▸ WHAT TO DO:
Keep only the lines of the data below that contain "panel", and copy them.

Begin INFORMATION SUPPLIED

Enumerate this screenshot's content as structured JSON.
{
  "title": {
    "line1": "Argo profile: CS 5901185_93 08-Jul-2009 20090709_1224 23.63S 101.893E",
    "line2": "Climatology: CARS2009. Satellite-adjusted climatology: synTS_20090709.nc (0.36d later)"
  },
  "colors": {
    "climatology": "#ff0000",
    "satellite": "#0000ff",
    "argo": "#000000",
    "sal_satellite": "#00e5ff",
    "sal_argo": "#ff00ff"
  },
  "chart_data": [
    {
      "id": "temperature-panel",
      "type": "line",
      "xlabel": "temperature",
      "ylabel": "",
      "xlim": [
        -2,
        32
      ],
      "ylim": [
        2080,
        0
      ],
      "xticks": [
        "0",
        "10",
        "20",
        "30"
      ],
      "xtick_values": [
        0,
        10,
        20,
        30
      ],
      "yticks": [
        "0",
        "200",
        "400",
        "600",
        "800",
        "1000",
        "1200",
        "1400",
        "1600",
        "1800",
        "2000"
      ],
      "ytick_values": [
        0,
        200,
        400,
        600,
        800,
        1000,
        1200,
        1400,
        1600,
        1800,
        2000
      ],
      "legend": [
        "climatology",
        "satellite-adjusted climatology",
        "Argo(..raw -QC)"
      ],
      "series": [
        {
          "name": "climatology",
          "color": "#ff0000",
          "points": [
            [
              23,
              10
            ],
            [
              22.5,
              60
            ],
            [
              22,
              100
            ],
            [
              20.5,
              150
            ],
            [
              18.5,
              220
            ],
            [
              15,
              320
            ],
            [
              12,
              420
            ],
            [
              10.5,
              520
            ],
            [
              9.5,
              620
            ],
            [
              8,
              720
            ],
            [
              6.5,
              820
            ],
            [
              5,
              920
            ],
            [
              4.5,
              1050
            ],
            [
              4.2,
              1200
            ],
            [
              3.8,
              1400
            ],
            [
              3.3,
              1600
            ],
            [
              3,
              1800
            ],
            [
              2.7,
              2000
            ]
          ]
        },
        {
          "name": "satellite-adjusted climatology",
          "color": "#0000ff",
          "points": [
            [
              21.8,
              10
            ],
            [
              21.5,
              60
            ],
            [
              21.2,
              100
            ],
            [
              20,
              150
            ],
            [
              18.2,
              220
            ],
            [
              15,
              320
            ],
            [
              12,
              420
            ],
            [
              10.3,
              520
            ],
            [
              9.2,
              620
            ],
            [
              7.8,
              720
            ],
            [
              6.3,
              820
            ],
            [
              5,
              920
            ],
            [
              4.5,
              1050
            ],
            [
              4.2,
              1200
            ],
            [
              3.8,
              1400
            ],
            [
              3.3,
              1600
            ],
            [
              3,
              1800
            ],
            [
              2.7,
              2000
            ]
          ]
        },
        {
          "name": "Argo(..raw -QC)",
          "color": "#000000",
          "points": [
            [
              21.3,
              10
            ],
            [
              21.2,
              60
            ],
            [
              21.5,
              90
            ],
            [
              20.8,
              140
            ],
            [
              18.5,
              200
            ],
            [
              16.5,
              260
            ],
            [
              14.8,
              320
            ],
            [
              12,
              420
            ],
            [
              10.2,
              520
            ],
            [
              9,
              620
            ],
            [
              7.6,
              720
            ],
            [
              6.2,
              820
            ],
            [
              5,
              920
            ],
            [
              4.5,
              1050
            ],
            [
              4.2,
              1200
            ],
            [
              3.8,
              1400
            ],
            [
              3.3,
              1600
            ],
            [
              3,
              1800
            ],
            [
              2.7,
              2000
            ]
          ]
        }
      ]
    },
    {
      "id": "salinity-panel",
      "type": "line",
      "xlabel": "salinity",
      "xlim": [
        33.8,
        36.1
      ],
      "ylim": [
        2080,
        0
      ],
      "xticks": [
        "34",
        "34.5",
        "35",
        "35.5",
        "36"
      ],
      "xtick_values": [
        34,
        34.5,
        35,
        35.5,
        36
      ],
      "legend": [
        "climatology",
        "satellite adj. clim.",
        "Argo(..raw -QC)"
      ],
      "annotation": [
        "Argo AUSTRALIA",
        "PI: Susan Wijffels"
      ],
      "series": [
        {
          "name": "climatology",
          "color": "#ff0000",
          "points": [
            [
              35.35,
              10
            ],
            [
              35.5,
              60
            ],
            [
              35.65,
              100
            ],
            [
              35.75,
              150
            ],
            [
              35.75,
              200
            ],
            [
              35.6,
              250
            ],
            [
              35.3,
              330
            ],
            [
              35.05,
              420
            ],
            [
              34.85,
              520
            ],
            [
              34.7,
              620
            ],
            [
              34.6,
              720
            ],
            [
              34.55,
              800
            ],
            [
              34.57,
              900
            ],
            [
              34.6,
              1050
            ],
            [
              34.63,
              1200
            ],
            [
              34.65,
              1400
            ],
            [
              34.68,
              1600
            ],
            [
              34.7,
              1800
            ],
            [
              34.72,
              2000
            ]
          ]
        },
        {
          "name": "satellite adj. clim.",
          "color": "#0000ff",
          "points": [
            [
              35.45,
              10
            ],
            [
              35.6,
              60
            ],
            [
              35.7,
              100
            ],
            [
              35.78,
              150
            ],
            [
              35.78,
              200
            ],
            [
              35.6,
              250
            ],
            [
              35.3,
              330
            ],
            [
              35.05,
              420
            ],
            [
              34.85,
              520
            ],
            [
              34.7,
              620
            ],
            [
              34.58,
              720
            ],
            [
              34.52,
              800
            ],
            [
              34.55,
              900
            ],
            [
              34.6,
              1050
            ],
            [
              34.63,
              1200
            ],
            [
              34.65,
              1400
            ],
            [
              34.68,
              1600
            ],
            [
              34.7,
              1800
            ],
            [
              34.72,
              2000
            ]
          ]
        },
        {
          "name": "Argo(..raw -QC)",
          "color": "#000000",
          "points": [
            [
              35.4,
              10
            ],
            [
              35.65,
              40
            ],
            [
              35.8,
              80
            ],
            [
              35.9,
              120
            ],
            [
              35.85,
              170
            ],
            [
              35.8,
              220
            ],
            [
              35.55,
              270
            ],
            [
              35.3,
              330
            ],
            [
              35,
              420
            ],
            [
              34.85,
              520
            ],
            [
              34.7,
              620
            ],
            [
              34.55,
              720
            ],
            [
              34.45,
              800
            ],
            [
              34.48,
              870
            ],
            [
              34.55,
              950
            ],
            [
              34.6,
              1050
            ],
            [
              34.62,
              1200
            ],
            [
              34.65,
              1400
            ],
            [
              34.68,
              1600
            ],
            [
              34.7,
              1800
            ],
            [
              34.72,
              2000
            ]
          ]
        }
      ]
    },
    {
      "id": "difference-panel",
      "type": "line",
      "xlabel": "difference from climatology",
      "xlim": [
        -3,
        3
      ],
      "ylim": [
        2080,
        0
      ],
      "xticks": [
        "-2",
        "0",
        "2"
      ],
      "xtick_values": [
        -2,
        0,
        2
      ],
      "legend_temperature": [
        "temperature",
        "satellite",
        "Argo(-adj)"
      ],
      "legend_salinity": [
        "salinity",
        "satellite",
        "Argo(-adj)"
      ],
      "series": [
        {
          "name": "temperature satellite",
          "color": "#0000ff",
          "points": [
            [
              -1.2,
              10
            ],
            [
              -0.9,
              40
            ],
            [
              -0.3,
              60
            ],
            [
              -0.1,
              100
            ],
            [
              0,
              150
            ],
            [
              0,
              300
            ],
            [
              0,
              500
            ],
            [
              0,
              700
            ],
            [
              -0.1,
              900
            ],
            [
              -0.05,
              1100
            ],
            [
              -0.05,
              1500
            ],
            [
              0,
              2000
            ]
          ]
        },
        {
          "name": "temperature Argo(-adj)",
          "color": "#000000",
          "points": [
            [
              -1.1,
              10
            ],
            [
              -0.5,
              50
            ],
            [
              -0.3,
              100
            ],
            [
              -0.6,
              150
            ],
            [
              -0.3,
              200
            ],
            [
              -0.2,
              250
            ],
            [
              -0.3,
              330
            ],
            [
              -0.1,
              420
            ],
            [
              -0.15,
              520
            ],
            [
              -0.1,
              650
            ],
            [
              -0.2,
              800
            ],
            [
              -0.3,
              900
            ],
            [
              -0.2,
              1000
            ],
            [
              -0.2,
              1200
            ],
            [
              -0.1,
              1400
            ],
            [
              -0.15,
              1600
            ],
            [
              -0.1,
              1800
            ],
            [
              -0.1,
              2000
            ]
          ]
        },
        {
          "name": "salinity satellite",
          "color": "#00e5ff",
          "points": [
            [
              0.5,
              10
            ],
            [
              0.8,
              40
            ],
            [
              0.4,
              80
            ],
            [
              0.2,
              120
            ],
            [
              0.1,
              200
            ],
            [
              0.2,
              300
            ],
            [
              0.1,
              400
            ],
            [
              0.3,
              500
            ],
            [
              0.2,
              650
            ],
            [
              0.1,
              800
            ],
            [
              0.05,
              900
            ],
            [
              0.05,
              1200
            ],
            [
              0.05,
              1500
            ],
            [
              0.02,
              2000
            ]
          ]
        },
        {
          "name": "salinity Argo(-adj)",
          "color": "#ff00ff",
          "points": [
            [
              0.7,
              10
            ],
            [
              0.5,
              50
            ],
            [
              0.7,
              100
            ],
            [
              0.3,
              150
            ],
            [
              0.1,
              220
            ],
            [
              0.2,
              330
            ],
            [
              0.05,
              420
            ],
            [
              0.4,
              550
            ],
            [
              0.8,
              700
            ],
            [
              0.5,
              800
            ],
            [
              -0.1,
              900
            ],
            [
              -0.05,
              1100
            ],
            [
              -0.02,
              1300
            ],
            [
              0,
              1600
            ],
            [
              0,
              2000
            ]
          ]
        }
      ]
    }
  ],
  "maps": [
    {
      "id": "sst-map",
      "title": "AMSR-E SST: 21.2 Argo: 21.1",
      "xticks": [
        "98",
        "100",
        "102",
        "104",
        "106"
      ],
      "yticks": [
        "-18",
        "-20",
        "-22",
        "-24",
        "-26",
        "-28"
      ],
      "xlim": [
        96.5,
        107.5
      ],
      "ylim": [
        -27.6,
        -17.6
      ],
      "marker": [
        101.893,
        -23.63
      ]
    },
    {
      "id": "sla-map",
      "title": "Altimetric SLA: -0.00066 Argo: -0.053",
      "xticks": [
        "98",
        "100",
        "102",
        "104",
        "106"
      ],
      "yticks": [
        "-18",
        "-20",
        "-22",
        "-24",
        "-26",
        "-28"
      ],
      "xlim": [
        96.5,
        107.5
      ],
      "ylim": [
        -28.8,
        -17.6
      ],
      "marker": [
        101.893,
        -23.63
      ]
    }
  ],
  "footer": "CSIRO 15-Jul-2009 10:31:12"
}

End INFORMATION SUPPLIED

▸ RESPONSE:
      "id": "temperature-panel",
      "id": "salinity-panel",
      "id": "difference-panel",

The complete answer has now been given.